_JOB_. Reproduce each of the following items word for word, leaving out the pictures.
-- Start --
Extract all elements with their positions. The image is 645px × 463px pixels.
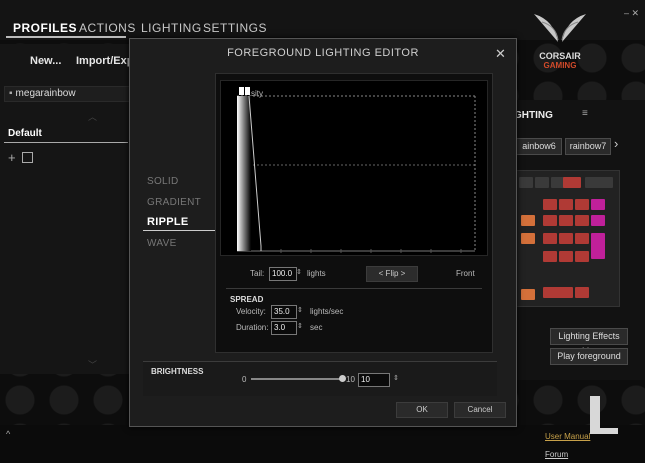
brand-line2: GAMING xyxy=(543,61,577,70)
front-label: Front xyxy=(456,269,475,278)
velocity-stepper-icon[interactable]: ⇕ xyxy=(297,306,303,314)
velocity-unit: lights/sec xyxy=(310,307,344,316)
sails-icon xyxy=(534,14,586,42)
import-export-button[interactable]: Import/Exp xyxy=(76,55,133,67)
tail-input[interactable]: 100.0 xyxy=(269,267,297,281)
add-icon[interactable]: + xyxy=(8,150,16,165)
tab-settings[interactable]: SETTINGS xyxy=(203,21,267,35)
tail-unit: lights xyxy=(307,269,326,278)
tab-profiles[interactable]: PROFILES xyxy=(13,21,77,35)
spread-label: SPREAD xyxy=(230,295,264,304)
play-foreground-button[interactable]: Play foreground xyxy=(550,348,628,365)
brightness-slider-knob[interactable] xyxy=(339,375,346,382)
mode-wave[interactable]: WAVE xyxy=(147,238,177,249)
duration-unit: sec xyxy=(310,323,323,332)
active-tab-underline xyxy=(6,36,126,38)
lighting-effects-list-button[interactable]: Lighting Effects List xyxy=(550,328,628,356)
forum-link[interactable]: Forum xyxy=(545,450,568,459)
mode-ripple[interactable]: RIPPLE xyxy=(147,216,189,228)
mode-solid[interactable]: SOLID xyxy=(147,176,179,187)
velocity-label: Velocity: xyxy=(236,307,266,316)
tail-label: Tail: xyxy=(250,269,265,278)
keyboard-preview[interactable] xyxy=(516,170,620,307)
flip-button[interactable]: < Flip > xyxy=(366,266,418,282)
brightness-max: 10 xyxy=(346,375,355,384)
foreground-lighting-editor-dialog: FOREGROUND LIGHTING EDITOR ✕ SOLID GRADI… xyxy=(129,38,517,427)
brightness-label: BRIGHTNESS xyxy=(151,367,204,376)
close-icon[interactable]: ✕ xyxy=(495,46,506,62)
chevron-right-icon[interactable]: › xyxy=(614,136,618,151)
separator xyxy=(226,288,482,289)
new-profile-button[interactable]: New... xyxy=(30,55,61,67)
brightness-panel: BRIGHTNESS 0 10 10 ⇕ xyxy=(143,361,497,396)
duration-stepper-icon[interactable]: ⇕ xyxy=(297,322,303,330)
lighting-chip-7[interactable]: rainbow7 xyxy=(565,138,611,155)
profile-name: megarainbow xyxy=(15,88,76,99)
ripple-editor-panel: sity Tail: 100.0 ⇕ lights < Flip > Front… xyxy=(215,73,493,353)
intensity-graph[interactable]: sity xyxy=(220,80,488,256)
duration-input[interactable]: 3.0 xyxy=(271,321,297,335)
edit-icon[interactable] xyxy=(22,152,33,163)
menu-icon[interactable]: ≡ xyxy=(582,108,588,119)
profile-item[interactable]: ▪ megarainbow xyxy=(4,86,134,102)
corner-indicator[interactable]: ^ xyxy=(6,429,10,439)
lighting-header: GHTING xyxy=(514,110,553,121)
brand-line1: CORSAIR xyxy=(539,51,581,61)
duration-label: Duration: xyxy=(236,323,269,332)
chevron-up-icon[interactable]: ︿ xyxy=(88,110,97,123)
lighting-chip-6[interactable]: ainbow6 xyxy=(516,138,562,155)
ok-button[interactable]: OK xyxy=(396,402,448,418)
corsair-logo: CORSAIR GAMING xyxy=(528,10,592,70)
tab-lighting[interactable]: LIGHTING xyxy=(141,21,202,35)
brightness-input[interactable]: 10 xyxy=(358,373,390,387)
mode-gradient[interactable]: GRADIENT xyxy=(147,197,201,208)
intensity-curve[interactable] xyxy=(221,81,487,255)
tab-actions[interactable]: ACTIONS xyxy=(79,21,136,35)
watermark-logo xyxy=(578,388,628,438)
brightness-min: 0 xyxy=(242,375,247,384)
velocity-input[interactable]: 35.0 xyxy=(271,305,297,319)
brightness-stepper-icon[interactable]: ⇕ xyxy=(393,374,399,382)
window-controls[interactable]: – ✕ xyxy=(624,8,639,19)
intensity-label: sity xyxy=(251,89,263,98)
dialog-title: FOREGROUND LIGHTING EDITOR xyxy=(227,47,419,59)
brightness-slider-track[interactable] xyxy=(251,378,341,380)
mode-default-label[interactable]: Default xyxy=(8,128,42,139)
active-mode-underline xyxy=(143,230,215,231)
chevron-down-icon[interactable]: ﹀ xyxy=(88,358,97,371)
cancel-button[interactable]: Cancel xyxy=(454,402,506,418)
profile-icon: ▪ xyxy=(9,88,13,99)
tail-stepper-icon[interactable]: ⇕ xyxy=(296,268,302,276)
default-underline xyxy=(4,142,128,143)
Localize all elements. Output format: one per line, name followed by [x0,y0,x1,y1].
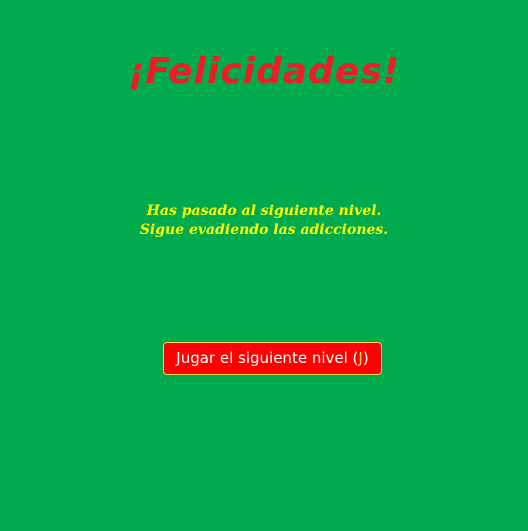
-- End --
_THE RESULT_.
Extract all elements with their positions. The image is 645px × 463px pixels.
brand-line2: GAMING xyxy=(543,61,577,70)
front-label: Front xyxy=(456,269,475,278)
velocity-stepper-icon[interactable]: ⇕ xyxy=(297,306,303,314)
velocity-unit: lights/sec xyxy=(310,307,344,316)
sails-icon xyxy=(534,14,586,42)
import-export-button[interactable]: Import/Exp xyxy=(76,55,133,67)
tail-input[interactable]: 100.0 xyxy=(269,267,297,281)
add-icon[interactable]: + xyxy=(8,150,16,165)
tab-settings[interactable]: SETTINGS xyxy=(203,21,267,35)
tail-unit: lights xyxy=(307,269,326,278)
tab-profiles[interactable]: PROFILES xyxy=(13,21,77,35)
spread-label: SPREAD xyxy=(230,295,264,304)
play-foreground-button[interactable]: Play foreground xyxy=(550,348,628,365)
brightness-slider-knob[interactable] xyxy=(339,375,346,382)
mode-wave[interactable]: WAVE xyxy=(147,238,177,249)
duration-unit: sec xyxy=(310,323,323,332)
active-tab-underline xyxy=(6,36,126,38)
lighting-effects-list-button[interactable]: Lighting Effects List xyxy=(550,328,628,356)
forum-link[interactable]: Forum xyxy=(545,450,568,459)
mode-ripple[interactable]: RIPPLE xyxy=(147,216,189,228)
mode-solid[interactable]: SOLID xyxy=(147,176,179,187)
velocity-label: Velocity: xyxy=(236,307,266,316)
tail-label: Tail: xyxy=(250,269,265,278)
keyboard-preview[interactable] xyxy=(516,170,620,307)
flip-button[interactable]: < Flip > xyxy=(366,266,418,282)
brightness-max: 10 xyxy=(346,375,355,384)
foreground-lighting-editor-dialog: FOREGROUND LIGHTING EDITOR ✕ SOLID GRADI… xyxy=(129,38,517,427)
brightness-label: BRIGHTNESS xyxy=(151,367,204,376)
close-icon[interactable]: ✕ xyxy=(495,46,506,62)
chevron-right-icon[interactable]: › xyxy=(614,136,618,151)
separator xyxy=(226,288,482,289)
new-profile-button[interactable]: New... xyxy=(30,55,61,67)
brightness-panel: BRIGHTNESS 0 10 10 ⇕ xyxy=(143,361,497,396)
duration-stepper-icon[interactable]: ⇕ xyxy=(297,322,303,330)
lighting-chip-7[interactable]: rainbow7 xyxy=(565,138,611,155)
profile-name: megarainbow xyxy=(15,88,76,99)
ripple-editor-panel: sity Tail: 100.0 ⇕ lights < Flip > Front… xyxy=(215,73,493,353)
intensity-graph[interactable]: sity xyxy=(220,80,488,256)
duration-input[interactable]: 3.0 xyxy=(271,321,297,335)
edit-icon[interactable] xyxy=(22,152,33,163)
menu-icon[interactable]: ≡ xyxy=(582,108,588,119)
profile-item[interactable]: ▪ megarainbow xyxy=(4,86,134,102)
corner-indicator[interactable]: ^ xyxy=(6,429,10,439)
lighting-header: GHTING xyxy=(514,110,553,121)
brand-line1: CORSAIR xyxy=(539,51,581,61)
duration-label: Duration: xyxy=(236,323,269,332)
chevron-up-icon[interactable]: ︿ xyxy=(88,110,97,123)
lighting-chip-6[interactable]: ainbow6 xyxy=(516,138,562,155)
ok-button[interactable]: OK xyxy=(396,402,448,418)
corsair-logo: CORSAIR GAMING xyxy=(528,10,592,70)
tab-lighting[interactable]: LIGHTING xyxy=(141,21,202,35)
brightness-input[interactable]: 10 xyxy=(358,373,390,387)
mode-gradient[interactable]: GRADIENT xyxy=(147,197,201,208)
intensity-curve[interactable] xyxy=(221,81,487,255)
tab-actions[interactable]: ACTIONS xyxy=(79,21,136,35)
watermark-logo xyxy=(578,388,628,438)
brightness-min: 0 xyxy=(242,375,247,384)
velocity-input[interactable]: 35.0 xyxy=(271,305,297,319)
brightness-stepper-icon[interactable]: ⇕ xyxy=(393,374,399,382)
window-controls[interactable]: – ✕ xyxy=(624,8,639,19)
intensity-label: sity xyxy=(251,89,263,98)
dialog-title: FOREGROUND LIGHTING EDITOR xyxy=(227,47,419,59)
brightness-slider-track[interactable] xyxy=(251,378,341,380)
mode-default-label[interactable]: Default xyxy=(8,128,42,139)
active-mode-underline xyxy=(143,230,215,231)
chevron-down-icon[interactable]: ﹀ xyxy=(88,358,97,371)
cancel-button[interactable]: Cancel xyxy=(454,402,506,418)
profile-icon: ▪ xyxy=(9,88,13,99)
tail-stepper-icon[interactable]: ⇕ xyxy=(296,268,302,276)
default-underline xyxy=(4,142,128,143)
Localize all elements. Output format: one per line, name followed by [x0,y0,x1,y1].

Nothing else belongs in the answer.